Exercise details: Extract these rows word for word, leaving each one unchanged.

━━━

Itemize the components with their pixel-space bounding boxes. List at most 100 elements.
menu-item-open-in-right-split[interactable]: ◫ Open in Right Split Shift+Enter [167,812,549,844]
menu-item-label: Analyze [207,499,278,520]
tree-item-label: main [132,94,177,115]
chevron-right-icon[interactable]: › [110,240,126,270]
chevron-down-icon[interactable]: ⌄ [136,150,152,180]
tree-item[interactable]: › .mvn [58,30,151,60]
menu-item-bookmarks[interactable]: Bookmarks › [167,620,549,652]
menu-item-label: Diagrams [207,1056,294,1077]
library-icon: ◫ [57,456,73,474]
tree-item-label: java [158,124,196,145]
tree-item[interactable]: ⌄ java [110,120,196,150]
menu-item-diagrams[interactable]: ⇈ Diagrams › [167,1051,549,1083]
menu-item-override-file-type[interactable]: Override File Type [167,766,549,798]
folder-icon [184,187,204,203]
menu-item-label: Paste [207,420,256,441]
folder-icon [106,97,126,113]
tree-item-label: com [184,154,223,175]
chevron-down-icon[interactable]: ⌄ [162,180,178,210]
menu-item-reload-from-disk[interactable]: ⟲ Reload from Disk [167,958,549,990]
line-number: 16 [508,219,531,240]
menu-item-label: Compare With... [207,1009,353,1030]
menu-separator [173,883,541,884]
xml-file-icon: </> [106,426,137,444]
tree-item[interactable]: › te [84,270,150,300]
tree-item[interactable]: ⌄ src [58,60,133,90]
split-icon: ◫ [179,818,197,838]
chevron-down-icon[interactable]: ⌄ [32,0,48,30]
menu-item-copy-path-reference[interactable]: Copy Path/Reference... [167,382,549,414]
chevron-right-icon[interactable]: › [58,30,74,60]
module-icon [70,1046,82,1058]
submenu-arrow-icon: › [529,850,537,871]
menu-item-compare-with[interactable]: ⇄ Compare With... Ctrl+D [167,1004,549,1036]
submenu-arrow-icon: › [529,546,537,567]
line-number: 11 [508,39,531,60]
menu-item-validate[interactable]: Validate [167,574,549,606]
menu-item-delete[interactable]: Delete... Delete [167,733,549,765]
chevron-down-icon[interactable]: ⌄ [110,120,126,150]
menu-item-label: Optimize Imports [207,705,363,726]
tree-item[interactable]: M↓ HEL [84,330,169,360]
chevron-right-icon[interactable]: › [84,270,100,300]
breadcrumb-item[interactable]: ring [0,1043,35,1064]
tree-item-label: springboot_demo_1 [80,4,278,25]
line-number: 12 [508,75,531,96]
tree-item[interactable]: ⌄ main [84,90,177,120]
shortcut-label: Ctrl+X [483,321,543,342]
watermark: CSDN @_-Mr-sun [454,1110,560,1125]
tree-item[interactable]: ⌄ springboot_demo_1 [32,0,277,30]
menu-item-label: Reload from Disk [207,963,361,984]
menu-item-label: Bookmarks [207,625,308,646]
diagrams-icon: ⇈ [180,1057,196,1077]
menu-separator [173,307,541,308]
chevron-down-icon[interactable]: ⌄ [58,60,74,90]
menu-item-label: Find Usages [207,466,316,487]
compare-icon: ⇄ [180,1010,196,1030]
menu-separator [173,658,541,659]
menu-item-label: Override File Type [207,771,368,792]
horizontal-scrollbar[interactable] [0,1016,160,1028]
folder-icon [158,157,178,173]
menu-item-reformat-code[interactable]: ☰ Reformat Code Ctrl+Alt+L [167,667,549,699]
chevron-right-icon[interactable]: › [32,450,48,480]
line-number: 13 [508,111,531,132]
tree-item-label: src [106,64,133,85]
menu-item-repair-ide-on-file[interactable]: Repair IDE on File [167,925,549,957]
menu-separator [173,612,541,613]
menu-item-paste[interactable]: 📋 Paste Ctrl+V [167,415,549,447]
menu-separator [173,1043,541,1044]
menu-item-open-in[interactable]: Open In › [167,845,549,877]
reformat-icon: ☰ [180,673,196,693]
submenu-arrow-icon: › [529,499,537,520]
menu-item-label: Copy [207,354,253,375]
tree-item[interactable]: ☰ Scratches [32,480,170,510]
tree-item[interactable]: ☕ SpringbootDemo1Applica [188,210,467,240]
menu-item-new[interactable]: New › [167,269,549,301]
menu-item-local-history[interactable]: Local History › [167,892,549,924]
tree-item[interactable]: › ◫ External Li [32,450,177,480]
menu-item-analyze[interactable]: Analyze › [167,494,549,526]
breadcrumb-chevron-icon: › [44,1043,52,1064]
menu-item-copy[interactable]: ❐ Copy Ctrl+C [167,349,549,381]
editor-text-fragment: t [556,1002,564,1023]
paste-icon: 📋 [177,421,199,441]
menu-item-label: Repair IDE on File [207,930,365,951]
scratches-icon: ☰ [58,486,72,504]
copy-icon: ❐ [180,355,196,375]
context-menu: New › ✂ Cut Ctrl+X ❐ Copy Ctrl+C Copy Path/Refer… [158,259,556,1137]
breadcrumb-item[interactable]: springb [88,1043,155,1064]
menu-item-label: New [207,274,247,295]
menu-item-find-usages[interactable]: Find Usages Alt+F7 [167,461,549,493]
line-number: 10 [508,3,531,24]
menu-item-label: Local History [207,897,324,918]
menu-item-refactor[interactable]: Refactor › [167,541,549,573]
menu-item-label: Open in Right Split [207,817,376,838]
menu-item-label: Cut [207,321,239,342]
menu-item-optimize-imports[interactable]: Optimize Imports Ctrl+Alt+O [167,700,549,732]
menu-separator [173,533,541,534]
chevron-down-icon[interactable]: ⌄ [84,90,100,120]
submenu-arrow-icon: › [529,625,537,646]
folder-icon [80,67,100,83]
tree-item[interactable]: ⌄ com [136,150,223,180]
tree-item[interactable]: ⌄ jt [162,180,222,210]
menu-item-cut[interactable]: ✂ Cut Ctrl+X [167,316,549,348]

━━━

Response below:
Itemize the components with their pixel-space bounding boxes. List at most 100 elements.
menu-item-open-in-right-split[interactable]: ◫ Open in Right Split Shift+Enter [167,812,549,844]
menu-item-label: Analyze [207,499,278,520]
tree-item-label: main [132,94,177,115]
chevron-right-icon[interactable]: › [110,240,126,270]
chevron-down-icon[interactable]: ⌄ [136,150,152,180]
tree-item[interactable]: › .mvn [58,30,151,60]
menu-item-bookmarks[interactable]: Bookmarks › [167,620,549,652]
menu-item-label: Diagrams [207,1056,294,1077]
library-icon: ◫ [57,456,73,474]
tree-item-label: java [158,124,196,145]
tree-item[interactable]: ⌄ java [110,120,196,150]
menu-item-diagrams[interactable]: ⇈ Diagrams › [167,1051,549,1083]
menu-item-override-file-type[interactable]: Override File Type [167,766,549,798]
folder-icon [184,187,204,203]
menu-item-label: Paste [207,420,256,441]
folder-icon [106,97,126,113]
tree-item-label: com [184,154,223,175]
chevron-down-icon[interactable]: ⌄ [162,180,178,210]
menu-item-reload-from-disk[interactable]: ⟲ Reload from Disk [167,958,549,990]
line-number: 16 [508,219,531,240]
menu-item-label: Compare With... [207,1009,353,1030]
menu-separator [173,883,541,884]
xml-file-icon: </> [106,426,137,444]
tree-item[interactable]: › te [84,270,150,300]
tree-item[interactable]: ⌄ src [58,60,133,90]
split-icon: ◫ [179,818,197,838]
chevron-down-icon[interactable]: ⌄ [32,0,48,30]
menu-item-copy-path-reference[interactable]: Copy Path/Reference... [167,382,549,414]
chevron-right-icon[interactable]: › [58,30,74,60]
module-icon [70,1046,82,1058]
submenu-arrow-icon: › [529,850,537,871]
menu-item-compare-with[interactable]: ⇄ Compare With... Ctrl+D [167,1004,549,1036]
submenu-arrow-icon: › [529,546,537,567]
line-number: 11 [508,39,531,60]
menu-item-validate[interactable]: Validate [167,574,549,606]
menu-item-delete[interactable]: Delete... Delete [167,733,549,765]
chevron-down-icon[interactable]: ⌄ [110,120,126,150]
menu-item-label: Optimize Imports [207,705,363,726]
tree-item[interactable]: M↓ HEL [84,330,169,360]
chevron-right-icon[interactable]: › [84,270,100,300]
breadcrumb-item[interactable]: ring [0,1043,35,1064]
tree-item-label: springboot_demo_1 [80,4,278,25]
line-number: 12 [508,75,531,96]
tree-item[interactable]: ⌄ main [84,90,177,120]
shortcut-label: Ctrl+X [483,321,543,342]
watermark: CSDN @_-Mr-sun [454,1110,560,1125]
tree-item[interactable]: ⌄ springboot_demo_1 [32,0,277,30]
menu-item-label: Reload from Disk [207,963,361,984]
menu-item-label: Bookmarks [207,625,308,646]
diagrams-icon: ⇈ [180,1057,196,1077]
menu-separator [173,307,541,308]
chevron-down-icon[interactable]: ⌄ [58,60,74,90]
menu-item-label: Find Usages [207,466,316,487]
compare-icon: ⇄ [180,1010,196,1030]
menu-separator [173,658,541,659]
menu-item-label: Override File Type [207,771,368,792]
horizontal-scrollbar[interactable] [0,1016,160,1028]
folder-icon [158,157,178,173]
menu-item-reformat-code[interactable]: ☰ Reformat Code Ctrl+Alt+L [167,667,549,699]
chevron-right-icon[interactable]: › [32,450,48,480]
line-number: 13 [508,111,531,132]
tree-item-label: src [106,64,133,85]
menu-item-repair-ide-on-file[interactable]: Repair IDE on File [167,925,549,957]
menu-separator [173,612,541,613]
menu-item-paste[interactable]: 📋 Paste Ctrl+V [167,415,549,447]
menu-separator [173,1043,541,1044]
menu-item-open-in[interactable]: Open In › [167,845,549,877]
reformat-icon: ☰ [180,673,196,693]
submenu-arrow-icon: › [529,499,537,520]
menu-item-label: Copy [207,354,253,375]
tree-item[interactable]: ☰ Scratches [32,480,170,510]
tree-item[interactable]: ☕ SpringbootDemo1Applica [188,210,467,240]
menu-item-new[interactable]: New › [167,269,549,301]
menu-item-local-history[interactable]: Local History › [167,892,549,924]
tree-item[interactable]: › ◫ External Li [32,450,177,480]
menu-item-analyze[interactable]: Analyze › [167,494,549,526]
breadcrumb-chevron-icon: › [44,1043,52,1064]
menu-item-copy[interactable]: ❐ Copy Ctrl+C [167,349,549,381]
editor-text-fragment: t [556,1002,564,1023]
paste-icon: 📋 [177,421,199,441]
menu-item-label: Repair IDE on File [207,930,365,951]
scratches-icon: ☰ [58,486,72,504]
copy-icon: ❐ [180,355,196,375]
context-menu: New › ✂ Cut Ctrl+X ❐ Copy Ctrl+C Copy Path/Refer… [158,259,556,1137]
breadcrumb-item[interactable]: springb [88,1043,155,1064]
menu-item-label: New [207,274,247,295]
menu-item-find-usages[interactable]: Find Usages Alt+F7 [167,461,549,493]
line-number: 10 [508,3,531,24]
menu-item-label: Local History [207,897,324,918]
menu-item-refactor[interactable]: Refactor › [167,541,549,573]
menu-item-label: Open in Right Split [207,817,376,838]
menu-item-label: Cut [207,321,239,342]
menu-item-optimize-imports[interactable]: Optimize Imports Ctrl+Alt+O [167,700,549,732]
menu-separator [173,533,541,534]
chevron-down-icon[interactable]: ⌄ [84,90,100,120]
submenu-arrow-icon: › [529,625,537,646]
folder-icon [80,67,100,83]
tree-item[interactable]: ⌄ com [136,150,223,180]
tree-item[interactable]: ⌄ jt [162,180,222,210]
menu-item-cut[interactable]: ✂ Cut Ctrl+X [167,316,549,348]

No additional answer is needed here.